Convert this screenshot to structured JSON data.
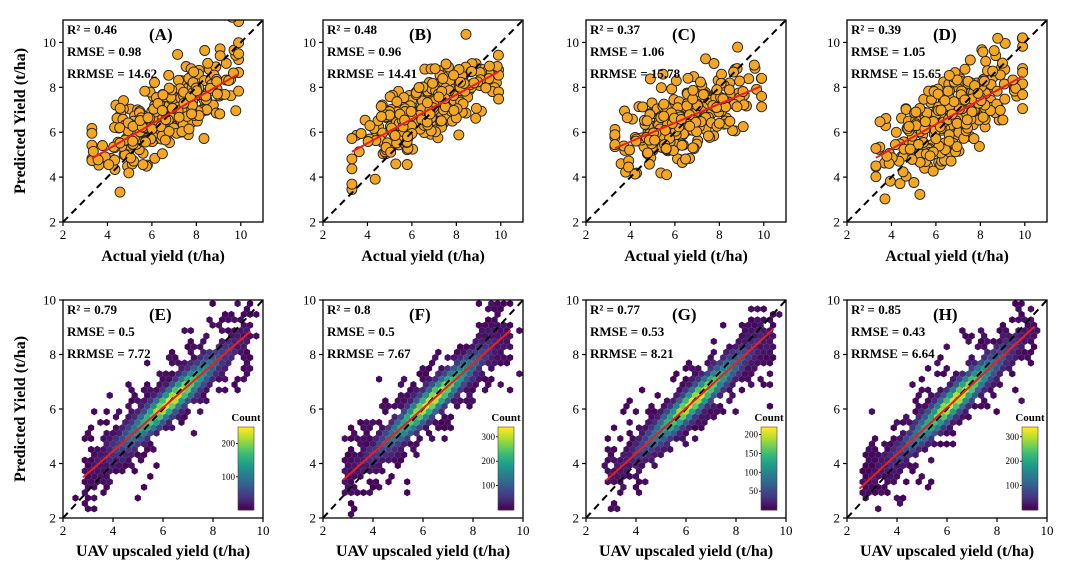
{
  "figure": {
    "ylabel": "Predicted Yield (t/ha)",
    "colorbar_title": "Count",
    "colors": {
      "point_fill": "#f5a623",
      "point_edge": "#222222",
      "fit_line": "#e8201f",
      "identity_line": "#000000",
      "viridis": [
        "#440154",
        "#482878",
        "#3e4989",
        "#31688e",
        "#26828e",
        "#1f9e89",
        "#35b779",
        "#6ece58",
        "#b5de2b",
        "#fde725"
      ]
    }
  },
  "chart_data": [
    {
      "type": "scatter",
      "panel": "(A)",
      "xlabel": "Actual yield (t/ha)",
      "ylabel": "Predicted Yield (t/ha)",
      "xlim": [
        2,
        11
      ],
      "ylim": [
        2,
        11
      ],
      "xticks": [
        2,
        4,
        6,
        8,
        10
      ],
      "yticks": [
        2,
        4,
        6,
        8,
        10
      ],
      "stats": [
        "R² = 0.46",
        "RMSE = 0.98",
        "RRMSE = 14.62"
      ],
      "fit": {
        "slope": 0.57,
        "intercept": 2.95
      },
      "x_range": [
        3.3,
        9.9
      ],
      "resid_sd": 0.78,
      "n": 300,
      "seed": 11
    },
    {
      "type": "scatter",
      "panel": "(B)",
      "xlabel": "Actual yield (t/ha)",
      "ylabel": "",
      "xlim": [
        2,
        11
      ],
      "ylim": [
        2,
        11
      ],
      "xticks": [
        2,
        4,
        6,
        8,
        10
      ],
      "yticks": [
        2,
        4,
        6,
        8,
        10
      ],
      "stats": [
        "R² = 0.48",
        "RMSE = 0.96",
        "RRMSE = 14.41"
      ],
      "fit": {
        "slope": 0.54,
        "intercept": 3.35
      },
      "x_range": [
        3.3,
        9.9
      ],
      "resid_sd": 0.75,
      "n": 300,
      "seed": 23
    },
    {
      "type": "scatter",
      "panel": "(C)",
      "xlabel": "Actual yield (t/ha)",
      "ylabel": "",
      "xlim": [
        2,
        11
      ],
      "ylim": [
        2,
        11
      ],
      "xticks": [
        2,
        4,
        6,
        8,
        10
      ],
      "yticks": [
        2,
        4,
        6,
        8,
        10
      ],
      "stats": [
        "R² = 0.37",
        "RMSE = 1.06",
        "RRMSE = 15.78"
      ],
      "fit": {
        "slope": 0.42,
        "intercept": 3.9
      },
      "x_range": [
        3.3,
        9.9
      ],
      "resid_sd": 0.78,
      "n": 300,
      "seed": 37
    },
    {
      "type": "scatter",
      "panel": "(D)",
      "xlabel": "Actual yield (t/ha)",
      "ylabel": "",
      "xlim": [
        2,
        11
      ],
      "ylim": [
        2,
        11
      ],
      "xticks": [
        2,
        4,
        6,
        8,
        10
      ],
      "yticks": [
        2,
        4,
        6,
        8,
        10
      ],
      "stats": [
        "R² = 0.39",
        "RMSE = 1.05",
        "RRMSE = 15.65"
      ],
      "fit": {
        "slope": 0.55,
        "intercept": 3.05
      },
      "x_range": [
        3.3,
        9.9
      ],
      "resid_sd": 0.95,
      "n": 300,
      "seed": 53
    },
    {
      "type": "heatmap",
      "panel": "(E)",
      "xlabel": "UAV upscaled yield (t/ha)",
      "ylabel": "Predicted Yield (t/ha)",
      "xlim": [
        2,
        10
      ],
      "ylim": [
        2,
        10
      ],
      "xticks": [
        2,
        4,
        6,
        8,
        10
      ],
      "yticks": [
        2,
        4,
        6,
        8,
        10
      ],
      "stats": [
        "R² = 0.79",
        "RMSE = 0.5",
        "RRMSE = 7.72"
      ],
      "fit": {
        "slope": 0.8,
        "intercept": 1.25
      },
      "x_range": [
        2.8,
        9.5
      ],
      "cbar": {
        "max": 250,
        "ticks": [
          100,
          200
        ]
      },
      "seed": 61
    },
    {
      "type": "heatmap",
      "panel": "(F)",
      "xlabel": "UAV upscaled yield (t/ha)",
      "ylabel": "",
      "xlim": [
        2,
        10
      ],
      "ylim": [
        2,
        10
      ],
      "xticks": [
        2,
        4,
        6,
        8,
        10
      ],
      "yticks": [
        2,
        4,
        6,
        8,
        10
      ],
      "stats": [
        "R² = 0.8",
        "RMSE = 0.5",
        "RRMSE = 7.67"
      ],
      "fit": {
        "slope": 0.82,
        "intercept": 1.1
      },
      "x_range": [
        2.8,
        9.5
      ],
      "cbar": {
        "max": 340,
        "ticks": [
          100,
          200,
          300
        ]
      },
      "seed": 71
    },
    {
      "type": "heatmap",
      "panel": "(G)",
      "xlabel": "UAV upscaled yield (t/ha)",
      "ylabel": "",
      "xlim": [
        2,
        10
      ],
      "ylim": [
        2,
        10
      ],
      "xticks": [
        2,
        4,
        6,
        8,
        10
      ],
      "yticks": [
        2,
        4,
        6,
        8,
        10
      ],
      "stats": [
        "R² = 0.77",
        "RMSE = 0.53",
        "RRMSE = 8.21"
      ],
      "fit": {
        "slope": 0.83,
        "intercept": 1.05
      },
      "x_range": [
        2.8,
        9.5
      ],
      "cbar": {
        "max": 220,
        "ticks": [
          50,
          100,
          150,
          200
        ]
      },
      "seed": 83
    },
    {
      "type": "heatmap",
      "panel": "(H)",
      "xlabel": "UAV upscaled yield (t/ha)",
      "ylabel": "",
      "xlim": [
        2,
        10
      ],
      "ylim": [
        2,
        10
      ],
      "xticks": [
        2,
        4,
        6,
        8,
        10
      ],
      "yticks": [
        2,
        4,
        6,
        8,
        10
      ],
      "stats": [
        "R² = 0.85",
        "RMSE = 0.43",
        "RRMSE = 6.64"
      ],
      "fit": {
        "slope": 0.85,
        "intercept": 0.95
      },
      "x_range": [
        2.5,
        9.5
      ],
      "cbar": {
        "max": 340,
        "ticks": [
          100,
          200,
          300
        ]
      },
      "seed": 97
    }
  ]
}
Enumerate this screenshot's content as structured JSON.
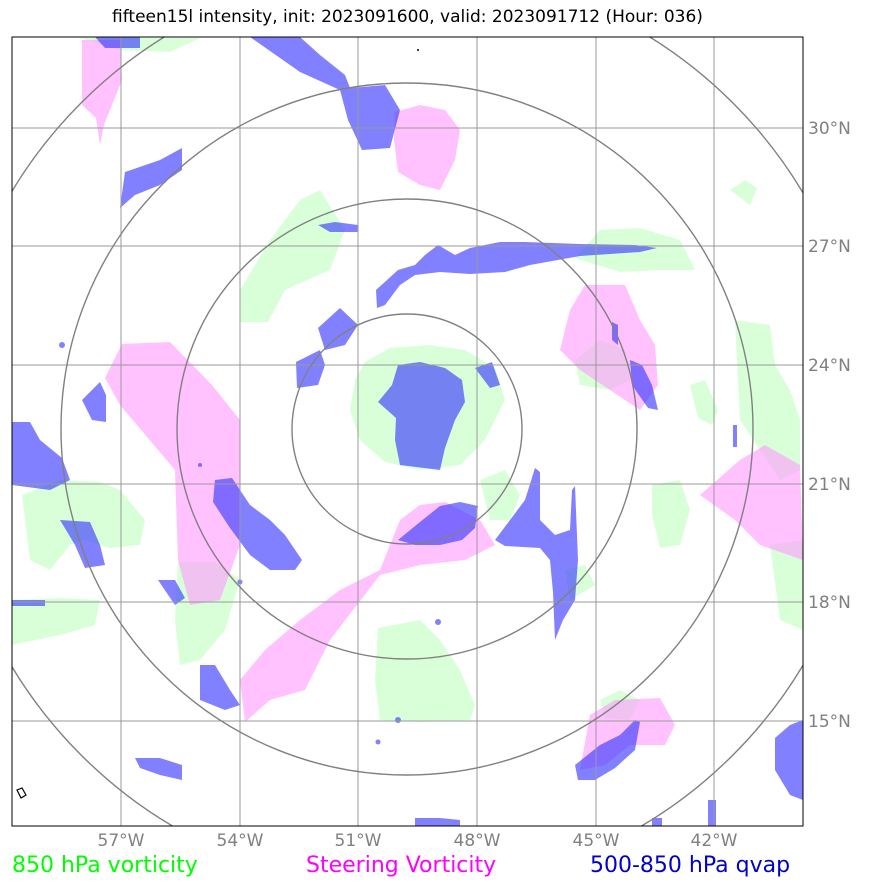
{
  "title": "fifteen15l intensity, init: 2023091600, valid: 2023091712 (Hour: 036)",
  "colors": {
    "vort850": "#ccffcc",
    "steering": "#ff99ff",
    "qvap": "#3333ff",
    "grid": "#999999",
    "rings": "#808080",
    "ticks": "#808080"
  },
  "map": {
    "lon_ticks": [
      "57°W",
      "54°W",
      "51°W",
      "48°W",
      "45°W",
      "42°W"
    ],
    "lat_ticks": [
      "30°N",
      "27°N",
      "24°N",
      "21°N",
      "18°N",
      "15°N"
    ],
    "range_rings": 4
  },
  "legend": {
    "vorticity_850": {
      "label": "850 hPa vorticity",
      "color": "#00ff00"
    },
    "steering": {
      "label": "Steering Vorticity",
      "color": "#ff00ff"
    },
    "qvap": {
      "label": "500-850 hPa qvap",
      "color": "#0000cc"
    }
  }
}
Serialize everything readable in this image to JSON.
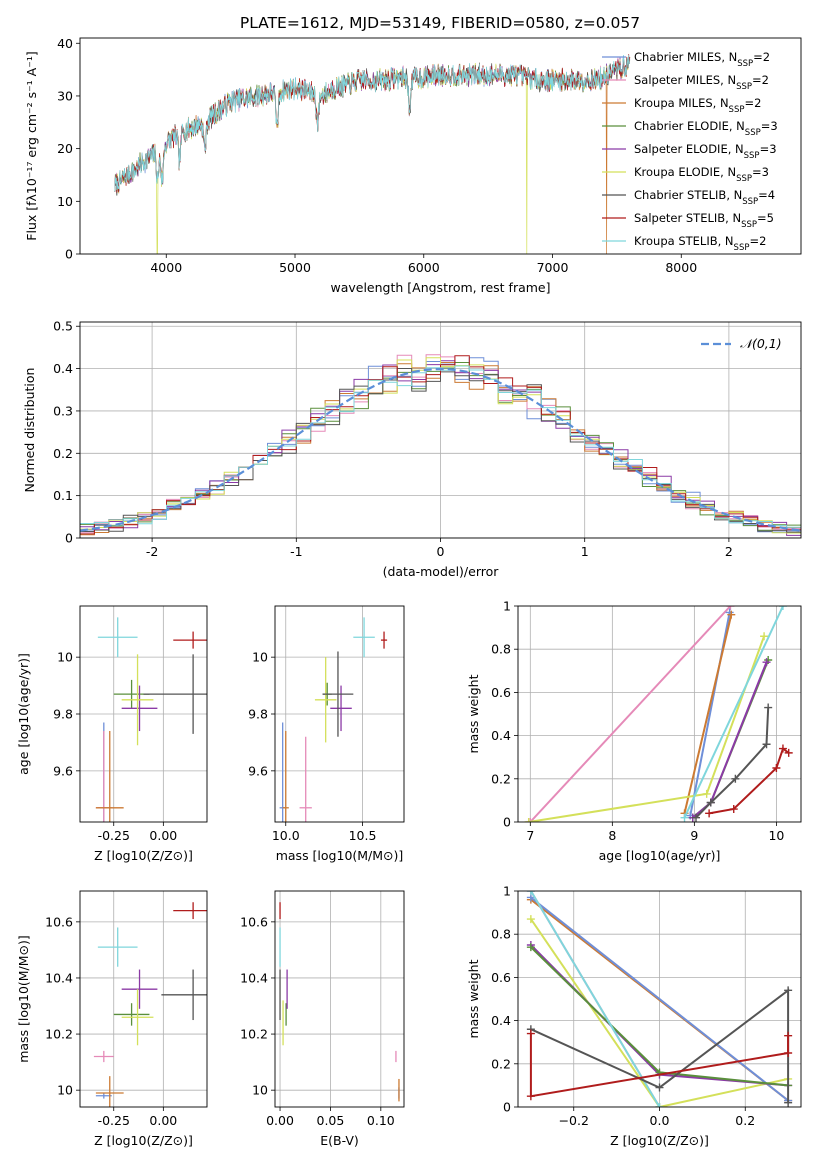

= = = = =

Task goal:
Copy the entries above faithfully and omit every image.

Written solution:
Convert this screenshot to structured JSON data.
{
  "figure": {
    "ylabel": "Predicted Yield (t/ha)",
    "colorbar_title": "Count",
    "colors": {
      "point_fill": "#f5a623",
      "point_edge": "#222222",
      "fit_line": "#e8201f",
      "identity_line": "#000000",
      "viridis": [
        "#440154",
        "#482878",
        "#3e4989",
        "#31688e",
        "#26828e",
        "#1f9e89",
        "#35b779",
        "#6ece58",
        "#b5de2b",
        "#fde725"
      ]
    }
  },
  "chart_data": [
    {
      "type": "scatter",
      "panel": "(A)",
      "xlabel": "Actual yield (t/ha)",
      "ylabel": "Predicted Yield (t/ha)",
      "xlim": [
        2,
        11
      ],
      "ylim": [
        2,
        11
      ],
      "xticks": [
        2,
        4,
        6,
        8,
        10
      ],
      "yticks": [
        2,
        4,
        6,
        8,
        10
      ],
      "stats": [
        "R² = 0.46",
        "RMSE = 0.98",
        "RRMSE = 14.62"
      ],
      "fit": {
        "slope": 0.57,
        "intercept": 2.95
      },
      "x_range": [
        3.3,
        9.9
      ],
      "resid_sd": 0.78,
      "n": 300,
      "seed": 11
    },
    {
      "type": "scatter",
      "panel": "(B)",
      "xlabel": "Actual yield (t/ha)",
      "ylabel": "",
      "xlim": [
        2,
        11
      ],
      "ylim": [
        2,
        11
      ],
      "xticks": [
        2,
        4,
        6,
        8,
        10
      ],
      "yticks": [
        2,
        4,
        6,
        8,
        10
      ],
      "stats": [
        "R² = 0.48",
        "RMSE = 0.96",
        "RRMSE = 14.41"
      ],
      "fit": {
        "slope": 0.54,
        "intercept": 3.35
      },
      "x_range": [
        3.3,
        9.9
      ],
      "resid_sd": 0.75,
      "n": 300,
      "seed": 23
    },
    {
      "type": "scatter",
      "panel": "(C)",
      "xlabel": "Actual yield (t/ha)",
      "ylabel": "",
      "xlim": [
        2,
        11
      ],
      "ylim": [
        2,
        11
      ],
      "xticks": [
        2,
        4,
        6,
        8,
        10
      ],
      "yticks": [
        2,
        4,
        6,
        8,
        10
      ],
      "stats": [
        "R² = 0.37",
        "RMSE = 1.06",
        "RRMSE = 15.78"
      ],
      "fit": {
        "slope": 0.42,
        "intercept": 3.9
      },
      "x_range": [
        3.3,
        9.9
      ],
      "resid_sd": 0.78,
      "n": 300,
      "seed": 37
    },
    {
      "type": "scatter",
      "panel": "(D)",
      "xlabel": "Actual yield (t/ha)",
      "ylabel": "",
      "xlim": [
        2,
        11
      ],
      "ylim": [
        2,
        11
      ],
      "xticks": [
        2,
        4,
        6,
        8,
        10
      ],
      "yticks": [
        2,
        4,
        6,
        8,
        10
      ],
      "stats": [
        "R² = 0.39",
        "RMSE = 1.05",
        "RRMSE = 15.65"
      ],
      "fit": {
        "slope": 0.55,
        "intercept": 3.05
      },
      "x_range": [
        3.3,
        9.9
      ],
      "resid_sd": 0.95,
      "n": 300,
      "seed": 53
    },
    {
      "type": "heatmap",
      "panel": "(E)",
      "xlabel": "UAV upscaled yield (t/ha)",
      "ylabel": "Predicted Yield (t/ha)",
      "xlim": [
        2,
        10
      ],
      "ylim": [
        2,
        10
      ],
      "xticks": [
        2,
        4,
        6,
        8,
        10
      ],
      "yticks": [
        2,
        4,
        6,
        8,
        10
      ],
      "stats": [
        "R² = 0.79",
        "RMSE = 0.5",
        "RRMSE = 7.72"
      ],
      "fit": {
        "slope": 0.8,
        "intercept": 1.25
      },
      "x_range": [
        2.8,
        9.5
      ],
      "cbar": {
        "max": 250,
        "ticks": [
          100,
          200
        ]
      },
      "seed": 61
    },
    {
      "type": "heatmap",
      "panel": "(F)",
      "xlabel": "UAV upscaled yield (t/ha)",
      "ylabel": "",
      "xlim": [
        2,
        10
      ],
      "ylim": [
        2,
        10
      ],
      "xticks": [
        2,
        4,
        6,
        8,
        10
      ],
      "yticks": [
        2,
        4,
        6,
        8,
        10
      ],
      "stats": [
        "R² = 0.8",
        "RMSE = 0.5",
        "RRMSE = 7.67"
      ],
      "fit": {
        "slope": 0.82,
        "intercept": 1.1
      },
      "x_range": [
        2.8,
        9.5
      ],
      "cbar": {
        "max": 340,
        "ticks": [
          100,
          200,
          300
        ]
      },
      "seed": 71
    },
    {
      "type": "heatmap",
      "panel": "(G)",
      "xlabel": "UAV upscaled yield (t/ha)",
      "ylabel": "",
      "xlim": [
        2,
        10
      ],
      "ylim": [
        2,
        10
      ],
      "xticks": [
        2,
        4,
        6,
        8,
        10
      ],
      "yticks": [
        2,
        4,
        6,
        8,
        10
      ],
      "stats": [
        "R² = 0.77",
        "RMSE = 0.53",
        "RRMSE = 8.21"
      ],
      "fit": {
        "slope": 0.83,
        "intercept": 1.05
      },
      "x_range": [
        2.8,
        9.5
      ],
      "cbar": {
        "max": 220,
        "ticks": [
          50,
          100,
          150,
          200
        ]
      },
      "seed": 83
    },
    {
      "type": "heatmap",
      "panel": "(H)",
      "xlabel": "UAV upscaled yield (t/ha)",
      "ylabel": "",
      "xlim": [
        2,
        10
      ],
      "ylim": [
        2,
        10
      ],
      "xticks": [
        2,
        4,
        6,
        8,
        10
      ],
      "yticks": [
        2,
        4,
        6,
        8,
        10
      ],
      "stats": [
        "R² = 0.85",
        "RMSE = 0.43",
        "RRMSE = 6.64"
      ],
      "fit": {
        "slope": 0.85,
        "intercept": 0.95
      },
      "x_range": [
        2.5,
        9.5
      ],
      "cbar": {
        "max": 340,
        "ticks": [
          100,
          200,
          300
        ]
      },
      "seed": 97
    }
  ]
}
Enumerate this screenshot's content as structured JSON.
{
  "title": "fifteen15l intensity, init: 2023091600, valid: 2023091712 (Hour: 036)",
  "colors": {
    "vort850": "#ccffcc",
    "steering": "#ff99ff",
    "qvap": "#3333ff",
    "grid": "#999999",
    "rings": "#808080",
    "ticks": "#808080"
  },
  "map": {
    "lon_ticks": [
      "57°W",
      "54°W",
      "51°W",
      "48°W",
      "45°W",
      "42°W"
    ],
    "lat_ticks": [
      "30°N",
      "27°N",
      "24°N",
      "21°N",
      "18°N",
      "15°N"
    ],
    "range_rings": 4
  },
  "legend": {
    "vorticity_850": {
      "label": "850 hPa vorticity",
      "color": "#00ff00"
    },
    "steering": {
      "label": "Steering Vorticity",
      "color": "#ff00ff"
    },
    "qvap": {
      "label": "500-850 hPa qvap",
      "color": "#0000cc"
    }
  }
}
Serialize everything readable in this image to JSON.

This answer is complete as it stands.